■ TEXT PASSAGE:

At the Humane Slaughter Association (HSA) conference in Zagreb 16-17th July 2015, the Danish Meat Research Institute (DMRI) received the Humane Slaughter Award for significant advances that have led to improvements in the humane slaughter of livestock.
‘We are very honoured to receive the HSA award. Our work is characterized by the strong combination of insight in animal behaviour, technical knowledge and close cooperation with the slaughterhouses. DMRI advises the meat industry on how to improve animal welfare by implementing new systems and procedures. Therefore, the success is not limited to the development of animal friendly systems but also includes the implementation of results and solutions in the meat industry. Good animal welfare is also good business. The equipment developed by DMRI combined with our insight into animal behaviour has not only improved animal welfare but has also significantly improved meat quality, productivity and working conditions’, says Director at DMRI, Susanne Støier.
Photo: People in the group are (left to right) Dr. Robert Hubrecht, HSA Chief Executive, Jade Spence, HSA Technical Officer, Susanne Støier DMRI and Charles Mason, HSA Technical Director.
Examples of systems and equipment developed by DMRI
Handling of pigs in groups
In the 1990’s, DMRI developed and implemented an animal handling principle based on small groups of approx. 15 pigs that were kept together all the way from loading on the transport vehicle to the stunner. Pigs are social animals and like to stay together in groups. By using this principle, the stress level of the pigs is significantly reduced compared with traditional systems with large groups.

■ INFORMATION GIVEN:
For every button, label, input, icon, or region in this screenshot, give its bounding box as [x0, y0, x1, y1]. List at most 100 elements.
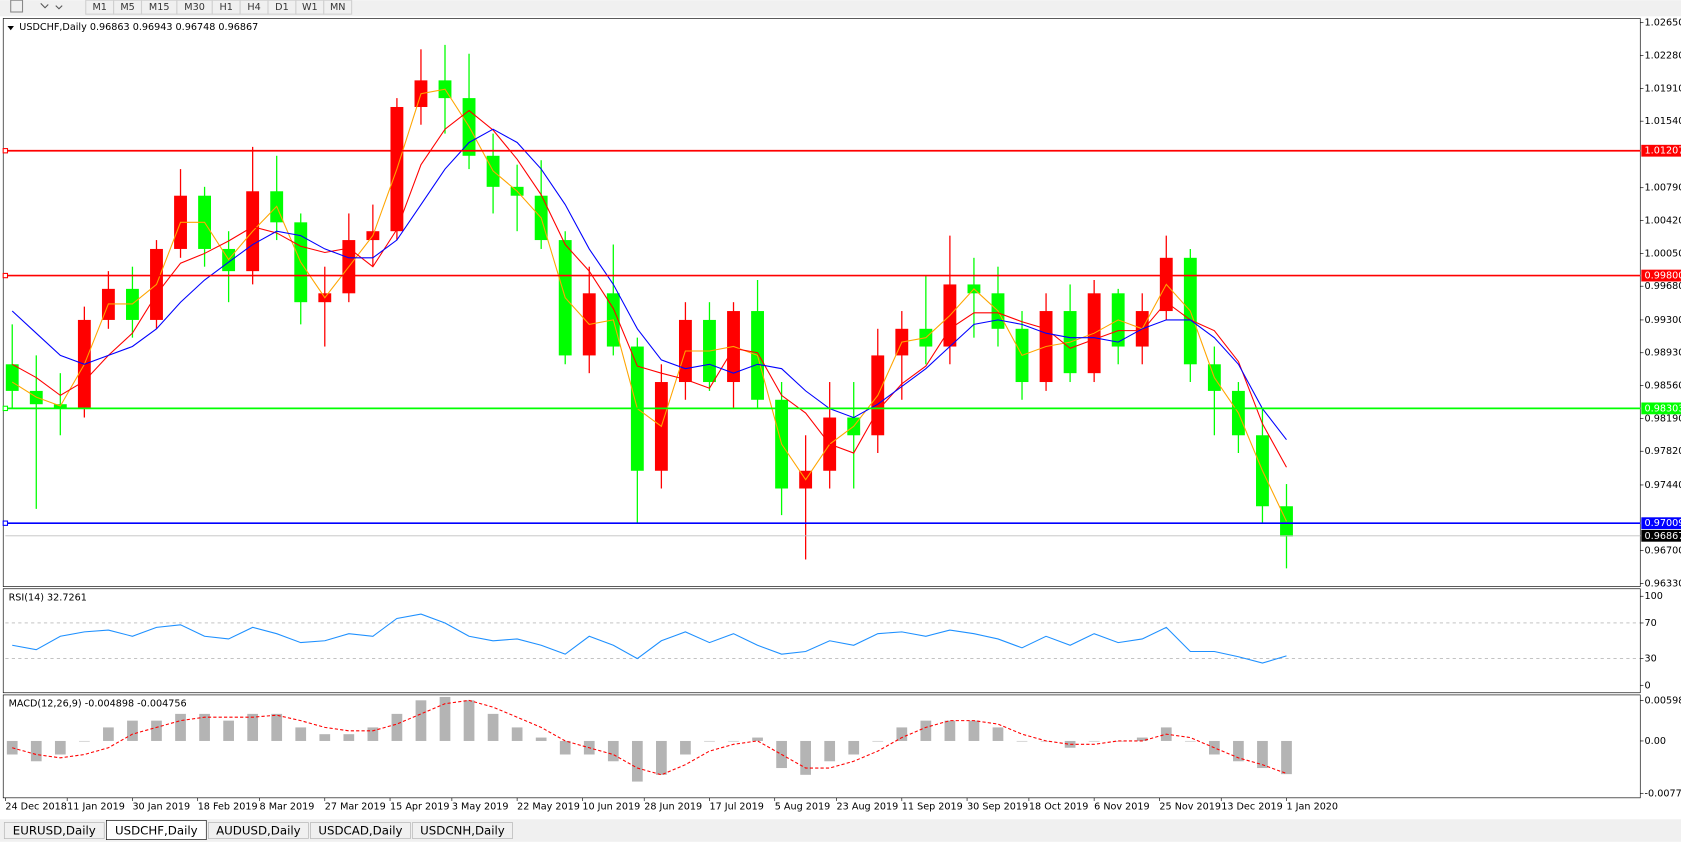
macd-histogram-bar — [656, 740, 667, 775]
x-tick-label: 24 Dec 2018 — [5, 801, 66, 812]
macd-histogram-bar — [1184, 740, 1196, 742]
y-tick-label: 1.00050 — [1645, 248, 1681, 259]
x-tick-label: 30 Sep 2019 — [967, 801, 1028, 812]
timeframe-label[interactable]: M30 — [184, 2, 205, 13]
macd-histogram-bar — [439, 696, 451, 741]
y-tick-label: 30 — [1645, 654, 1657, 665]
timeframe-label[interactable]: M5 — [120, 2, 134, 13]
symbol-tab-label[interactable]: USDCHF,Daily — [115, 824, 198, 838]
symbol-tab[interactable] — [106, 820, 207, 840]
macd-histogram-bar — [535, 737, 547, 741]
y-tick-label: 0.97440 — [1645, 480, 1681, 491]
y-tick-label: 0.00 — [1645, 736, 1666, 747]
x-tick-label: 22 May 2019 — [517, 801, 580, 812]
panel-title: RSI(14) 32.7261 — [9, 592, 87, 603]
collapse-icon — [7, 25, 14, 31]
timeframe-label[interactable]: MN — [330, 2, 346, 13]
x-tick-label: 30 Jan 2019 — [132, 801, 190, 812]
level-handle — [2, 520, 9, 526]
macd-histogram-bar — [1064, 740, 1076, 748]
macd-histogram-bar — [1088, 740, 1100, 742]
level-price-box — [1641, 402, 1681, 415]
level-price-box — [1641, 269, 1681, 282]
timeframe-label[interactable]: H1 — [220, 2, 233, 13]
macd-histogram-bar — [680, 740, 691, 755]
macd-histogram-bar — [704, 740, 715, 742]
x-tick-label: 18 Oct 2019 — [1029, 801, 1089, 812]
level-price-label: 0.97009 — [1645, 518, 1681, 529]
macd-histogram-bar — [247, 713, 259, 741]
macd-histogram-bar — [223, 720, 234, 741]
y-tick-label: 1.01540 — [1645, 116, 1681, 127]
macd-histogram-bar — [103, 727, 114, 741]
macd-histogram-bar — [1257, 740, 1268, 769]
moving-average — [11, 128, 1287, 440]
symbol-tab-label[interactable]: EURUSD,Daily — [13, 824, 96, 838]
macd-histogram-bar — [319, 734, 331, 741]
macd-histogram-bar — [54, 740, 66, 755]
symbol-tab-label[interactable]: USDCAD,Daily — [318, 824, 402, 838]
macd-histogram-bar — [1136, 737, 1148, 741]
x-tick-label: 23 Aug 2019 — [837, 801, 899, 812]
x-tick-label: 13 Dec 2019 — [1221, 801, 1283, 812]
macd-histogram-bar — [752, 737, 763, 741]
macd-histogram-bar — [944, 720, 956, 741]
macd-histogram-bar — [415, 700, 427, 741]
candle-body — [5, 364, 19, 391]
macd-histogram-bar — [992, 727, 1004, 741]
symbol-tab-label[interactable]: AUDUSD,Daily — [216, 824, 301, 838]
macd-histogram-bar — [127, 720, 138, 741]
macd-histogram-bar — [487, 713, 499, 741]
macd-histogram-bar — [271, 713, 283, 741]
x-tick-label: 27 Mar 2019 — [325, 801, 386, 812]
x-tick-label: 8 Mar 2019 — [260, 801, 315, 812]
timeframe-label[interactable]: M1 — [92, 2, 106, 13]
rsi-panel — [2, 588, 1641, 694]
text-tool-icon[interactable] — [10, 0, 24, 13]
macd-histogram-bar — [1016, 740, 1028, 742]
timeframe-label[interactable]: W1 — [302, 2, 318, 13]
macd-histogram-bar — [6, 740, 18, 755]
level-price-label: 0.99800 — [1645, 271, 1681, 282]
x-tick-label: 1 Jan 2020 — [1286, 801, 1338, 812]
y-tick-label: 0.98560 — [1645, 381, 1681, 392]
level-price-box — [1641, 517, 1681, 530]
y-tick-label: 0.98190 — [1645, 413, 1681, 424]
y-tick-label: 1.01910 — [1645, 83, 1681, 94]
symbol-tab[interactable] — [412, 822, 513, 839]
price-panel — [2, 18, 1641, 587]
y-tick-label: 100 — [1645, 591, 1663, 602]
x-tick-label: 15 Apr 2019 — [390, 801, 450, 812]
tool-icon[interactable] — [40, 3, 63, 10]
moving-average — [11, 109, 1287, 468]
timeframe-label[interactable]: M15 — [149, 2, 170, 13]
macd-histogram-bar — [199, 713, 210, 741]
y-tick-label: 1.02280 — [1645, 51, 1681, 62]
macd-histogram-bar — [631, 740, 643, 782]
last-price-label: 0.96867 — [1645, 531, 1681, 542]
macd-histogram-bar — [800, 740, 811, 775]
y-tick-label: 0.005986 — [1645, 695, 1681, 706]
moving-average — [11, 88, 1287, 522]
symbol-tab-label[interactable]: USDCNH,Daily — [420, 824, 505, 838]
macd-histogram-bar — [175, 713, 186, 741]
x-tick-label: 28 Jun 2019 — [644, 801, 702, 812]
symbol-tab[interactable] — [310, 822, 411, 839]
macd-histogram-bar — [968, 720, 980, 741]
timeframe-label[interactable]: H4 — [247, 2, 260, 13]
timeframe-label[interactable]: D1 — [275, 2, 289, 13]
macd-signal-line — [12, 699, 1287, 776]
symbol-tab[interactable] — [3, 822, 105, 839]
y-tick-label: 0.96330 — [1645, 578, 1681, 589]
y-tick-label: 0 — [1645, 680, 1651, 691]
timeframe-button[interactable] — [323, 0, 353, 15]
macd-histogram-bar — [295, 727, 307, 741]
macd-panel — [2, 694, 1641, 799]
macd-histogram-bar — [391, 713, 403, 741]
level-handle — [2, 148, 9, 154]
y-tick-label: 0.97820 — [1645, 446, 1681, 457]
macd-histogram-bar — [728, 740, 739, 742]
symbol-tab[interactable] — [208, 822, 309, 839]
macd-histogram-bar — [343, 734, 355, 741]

■ PARTS OF THE EXERCISE:
1/ Answer these questions about the award article.
(a) In which city was the HSA conference held?
(b) Who is the Director at DMRI?
(c) About how many pigs made up each group in the handling principle DMRI developed in the 1990's?
2/ In the award article, write out the stretch from "Photo: People in" through "HSA Technical Director." again, renaming "Technical Officer" as "Project Officer".

■ RESPONSES BY TASK:
1/
(a) Zagreb
(b) Susanne Støier
(c) Approximately 15

2/
Photo: People in the group are (left to right) Dr. Robert Hubrecht, HSA Chief Executive, Jade Spence, HSA Project Officer, Susanne Støier DMRI and Charles Mason, HSA Technical Director.